Copy every entry exactly as given, minus the images.

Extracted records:
%%

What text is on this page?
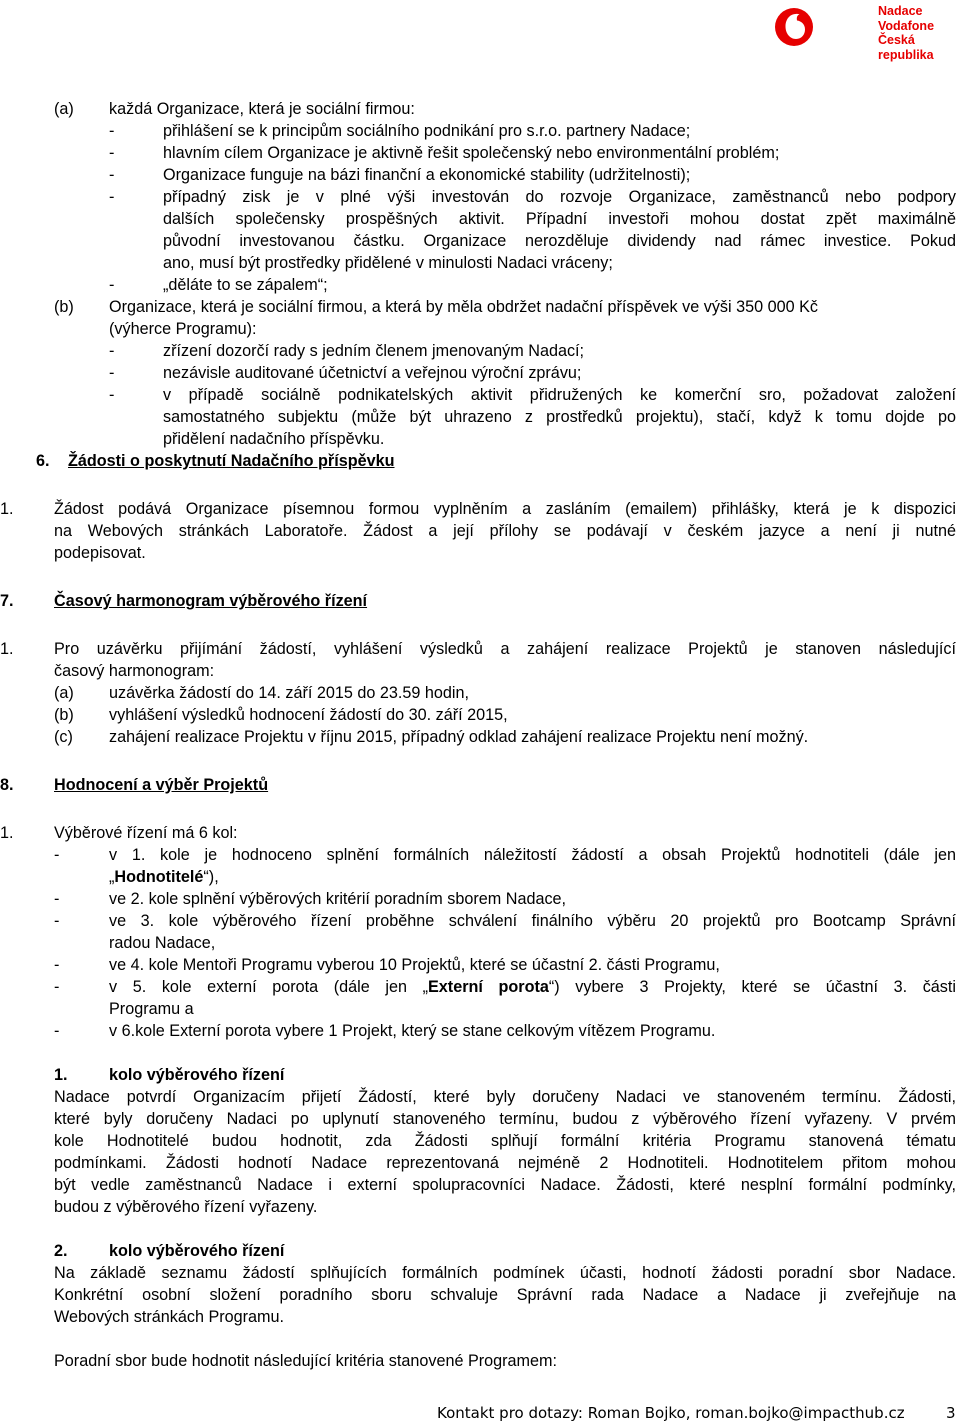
Nadace
Vodafone
Česká republika
(a) každá Organizace, která je sociální firmou:
-	přihlášení se k principům sociálního podnikání pro s.r.o. partnery Nadace;
-	hlavním cílem Organizace je aktivně řešit společenský nebo environmentální problém;
-	Organizace funguje na bázi finanční a ekonomické stability (udržitelnosti);
-	případný zisk je v plné výši investován do rozvoje Organizace, zaměstnanců nebo podpory
dalších společensky prospěšných aktivit. Případní investoři mohou dostat zpět maximálně
původní investovanou částku. Organizace nerozděluje dividendy nad rámec investice. Pokud
ano, musí být prostředky přidělené v minulosti Nadaci vráceny;
-	„děláte to se zápalem“;
(b) Organizace, která je sociální firmou, a která by měla obdržet nadační příspěvek ve výši 350 000 Kč
(výherce Programu):
-	zřízení dozorčí rady s jedním členem jmenovaným Nadací;
-	nezávisle auditované účetnictví a veřejnou výroční zprávu;
-	v případě sociálně podnikatelských aktivit přidružených ke komerční sro, požadovat založení
samostatného subjektu (může být uhrazeno z prostředků projektu), stačí, když k tomu dojde po
přidělení nadačního příspěvku.
6. Žádosti o poskytnutí Nadačního příspěvku
1. Žádost podává Organizace písemnou formou vyplněním a zasláním (emailem) přihlášky, která je k dispozici
na Webových stránkách Laboratoře. Žádost a její přílohy se podávají v českém jazyce a není ji nutné
podepisovat.
7. Časový harmonogram výběrového řízení
1. Pro uzávěrku přijímání žádostí, vyhlášení výsledků a zahájení realizace Projektů je stanoven následující
časový harmonogram:
(a) uzávěrka žádostí do 14. září 2015 do 23.59 hodin,
(b) vyhlášení výsledků hodnocení žádostí do 30. září 2015,
(c) zahájení realizace Projektu v říjnu 2015, případný odklad zahájení realizace Projektu není možný.
8. Hodnocení a výběr Projektů
1. Výběrové řízení má 6 kol:
-	v 1. kole je hodnoceno splnění formálních náležitostí žádostí a obsah Projektů hodnotiteli (dále jen
„Hodnotitelé“),
-	ve 2. kole splnění výběrových kritérií poradním sborem Nadace,
-	ve 3. kole výběrového řízení proběhne schválení finálního výběru 20 projektů pro Bootcamp Správní
radou Nadace,
-	ve 4. kole Mentoři Programu vyberou 10 Projektů, které se účastní 2. části Programu,
-	v 5. kole externí porota (dále jen „Externí porota“) vybere 3 Projekty, které se účastní 3. části
Programu a
-	v 6.kole Externí porota vybere 1 Projekt, který se stane celkovým vítězem Programu.
1.	kolo výběrového řízení
Nadace potvrdí Organizacím přijetí Žádostí, které byly doručeny Nadaci ve stanoveném termínu. Žádosti,
které byly doručeny Nadaci po uplynutí stanoveného termínu, budou z výběrového řízení vyřazeny. V prvém
kole Hodnotitelé budou hodnotit, zda Žádosti splňují formální kritéria Programu stanovená tématu
podmínkami. Žádosti hodnotí Nadace reprezentovaná nejméně 2 Hodnotiteli. Hodnotitelem přitom mohou
být vedle zaměstnanců Nadace i externí spolupracovníci Nadace. Žádosti, které nesplní formální podmínky,
budou z výběrového řízení vyřazeny.
2.	kolo výběrového řízení
Na základě seznamu žádostí splňujících formálních podmínek účasti, hodnotí žádosti poradní sbor Nadace.
Konkrétní osobní složení poradního sboru schvaluje Správní rada Nadace a Nadace ji zveřejňuje na
Webových stránkách Programu.
Poradní sbor bude hodnotit následující kritéria stanovené Programem:
Kontakt pro dotazy: Roman Bojko, roman.bojko@impacthub.cz	3
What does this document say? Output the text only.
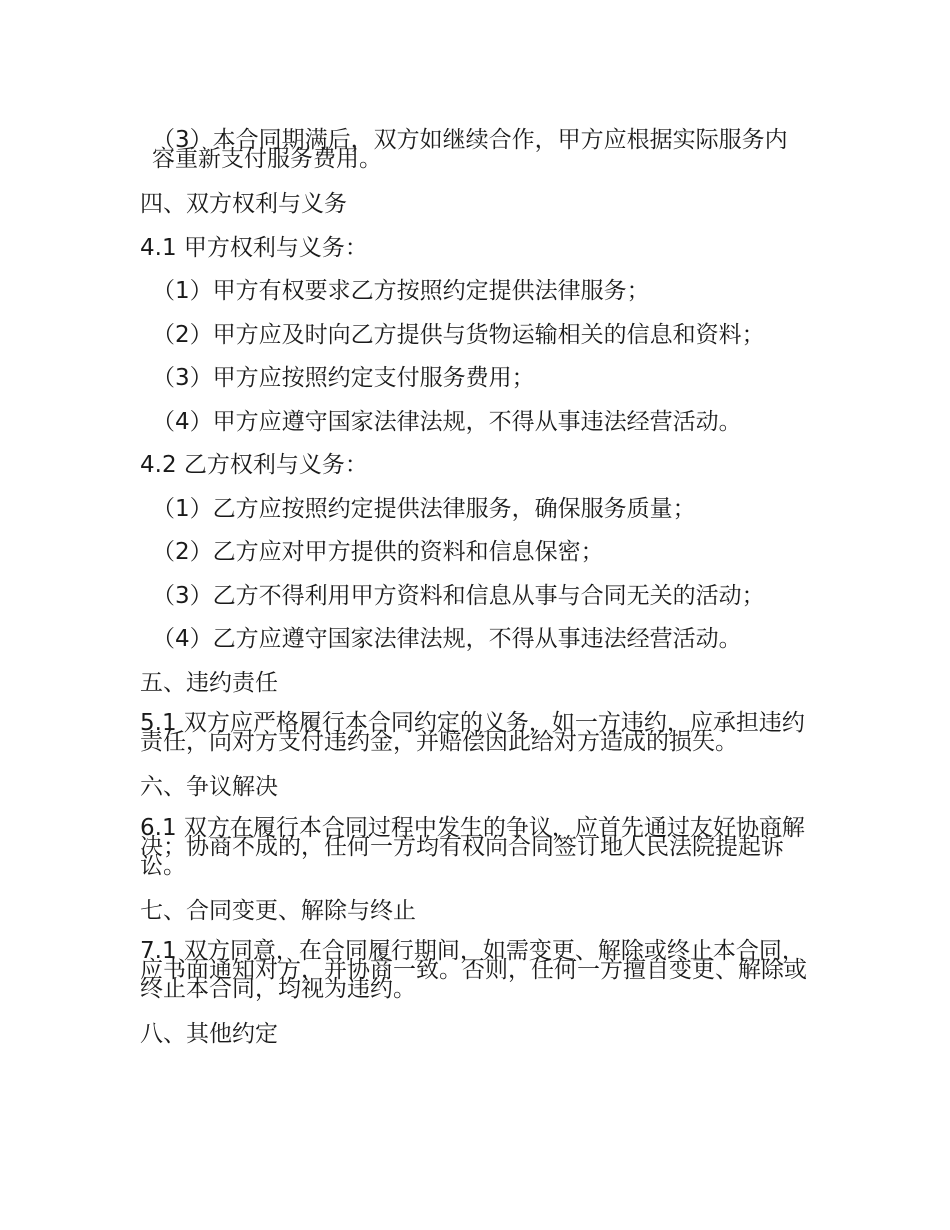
（3）本合同期满后，双方如继续合作，甲方应根据实际服务内容重新支付服务费用。

四、双方权利与义务

4.1 甲方权利与义务：

（1）甲方有权要求乙方按照约定提供法律服务；

（2）甲方应及时向乙方提供与货物运输相关的信息和资料；

（3）甲方应按照约定支付服务费用；

（4）甲方应遵守国家法律法规，不得从事违法经营活动。

4.2 乙方权利与义务：

（1）乙方应按照约定提供法律服务，确保服务质量；

（2）乙方应对甲方提供的资料和信息保密；

（3）乙方不得利用甲方资料和信息从事与合同无关的活动；

（4）乙方应遵守国家法律法规，不得从事违法经营活动。

五、违约责任

5.1 双方应严格履行本合同约定的义务，如一方违约，应承担违约责任，向对方支付违约金，并赔偿因此给对方造成的损失。

六、争议解决

6.1 双方在履行本合同过程中发生的争议，应首先通过友好协商解决；协商不成的，任何一方均有权向合同签订地人民法院提起诉讼。

七、合同变更、解除与终止

7.1 双方同意，在合同履行期间，如需变更、解除或终止本合同，应书面通知对方，并协商一致。否则，任何一方擅自变更、解除或终止本合同，均视为违约。

八、其他约定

%%

* [Task response]:
What text is on this page?
Nadace
Vodafone
Česká republika
(a) každá Organizace, která je sociální firmou:
-	přihlášení se k principům sociálního podnikání pro s.r.o. partnery Nadace;
-	hlavním cílem Organizace je aktivně řešit společenský nebo environmentální problém;
-	Organizace funguje na bázi finanční a ekonomické stability (udržitelnosti);
-	případný zisk je v plné výši investován do rozvoje Organizace, zaměstnanců nebo podpory
dalších společensky prospěšných aktivit. Případní investoři mohou dostat zpět maximálně
původní investovanou částku. Organizace nerozděluje dividendy nad rámec investice. Pokud
ano, musí být prostředky přidělené v minulosti Nadaci vráceny;
-	„děláte to se zápalem“;
(b) Organizace, která je sociální firmou, a která by měla obdržet nadační příspěvek ve výši 350 000 Kč
(výherce Programu):
-	zřízení dozorčí rady s jedním členem jmenovaným Nadací;
-	nezávisle auditované účetnictví a veřejnou výroční zprávu;
-	v případě sociálně podnikatelských aktivit přidružených ke komerční sro, požadovat založení
samostatného subjektu (může být uhrazeno z prostředků projektu), stačí, když k tomu dojde po
přidělení nadačního příspěvku.
6. Žádosti o poskytnutí Nadačního příspěvku
1. Žádost podává Organizace písemnou formou vyplněním a zasláním (emailem) přihlášky, která je k dispozici
na Webových stránkách Laboratoře. Žádost a její přílohy se podávají v českém jazyce a není ji nutné
podepisovat.
7. Časový harmonogram výběrového řízení
1. Pro uzávěrku přijímání žádostí, vyhlášení výsledků a zahájení realizace Projektů je stanoven následující
časový harmonogram:
(a) uzávěrka žádostí do 14. září 2015 do 23.59 hodin,
(b) vyhlášení výsledků hodnocení žádostí do 30. září 2015,
(c) zahájení realizace Projektu v říjnu 2015, případný odklad zahájení realizace Projektu není možný.
8. Hodnocení a výběr Projektů
1. Výběrové řízení má 6 kol:
-	v 1. kole je hodnoceno splnění formálních náležitostí žádostí a obsah Projektů hodnotiteli (dále jen
„Hodnotitelé“),
-	ve 2. kole splnění výběrových kritérií poradním sborem Nadace,
-	ve 3. kole výběrového řízení proběhne schválení finálního výběru 20 projektů pro Bootcamp Správní
radou Nadace,
-	ve 4. kole Mentoři Programu vyberou 10 Projektů, které se účastní 2. části Programu,
-	v 5. kole externí porota (dále jen „Externí porota“) vybere 3 Projekty, které se účastní 3. části
Programu a
-	v 6.kole Externí porota vybere 1 Projekt, který se stane celkovým vítězem Programu.
1.	kolo výběrového řízení
Nadace potvrdí Organizacím přijetí Žádostí, které byly doručeny Nadaci ve stanoveném termínu. Žádosti,
které byly doručeny Nadaci po uplynutí stanoveného termínu, budou z výběrového řízení vyřazeny. V prvém
kole Hodnotitelé budou hodnotit, zda Žádosti splňují formální kritéria Programu stanovená tématu
podmínkami. Žádosti hodnotí Nadace reprezentovaná nejméně 2 Hodnotiteli. Hodnotitelem přitom mohou
být vedle zaměstnanců Nadace i externí spolupracovníci Nadace. Žádosti, které nesplní formální podmínky,
budou z výběrového řízení vyřazeny.
2.	kolo výběrového řízení
Na základě seznamu žádostí splňujících formálních podmínek účasti, hodnotí žádosti poradní sbor Nadace.
Konkrétní osobní složení poradního sboru schvaluje Správní rada Nadace a Nadace ji zveřejňuje na
Webových stránkách Programu.
Poradní sbor bude hodnotit následující kritéria stanovené Programem:
Kontakt pro dotazy: Roman Bojko, roman.bojko@impacthub.cz	3
What does this document say? Output the text only.
（3）本合同期满后，双方如继续合作，甲方应根据实际服务内容重新支付服务费用。

四、双方权利与义务

4.1 甲方权利与义务：

（1）甲方有权要求乙方按照约定提供法律服务；

（2）甲方应及时向乙方提供与货物运输相关的信息和资料；

（3）甲方应按照约定支付服务费用；

（4）甲方应遵守国家法律法规，不得从事违法经营活动。

4.2 乙方权利与义务：

（1）乙方应按照约定提供法律服务，确保服务质量；

（2）乙方应对甲方提供的资料和信息保密；

（3）乙方不得利用甲方资料和信息从事与合同无关的活动；

（4）乙方应遵守国家法律法规，不得从事违法经营活动。

五、违约责任

5.1 双方应严格履行本合同约定的义务，如一方违约，应承担违约责任，向对方支付违约金，并赔偿因此给对方造成的损失。

六、争议解决

6.1 双方在履行本合同过程中发生的争议，应首先通过友好协商解决；协商不成的，任何一方均有权向合同签订地人民法院提起诉讼。

七、合同变更、解除与终止

7.1 双方同意，在合同履行期间，如需变更、解除或终止本合同，应书面通知对方，并协商一致。否则，任何一方擅自变更、解除或终止本合同，均视为违约。

八、其他约定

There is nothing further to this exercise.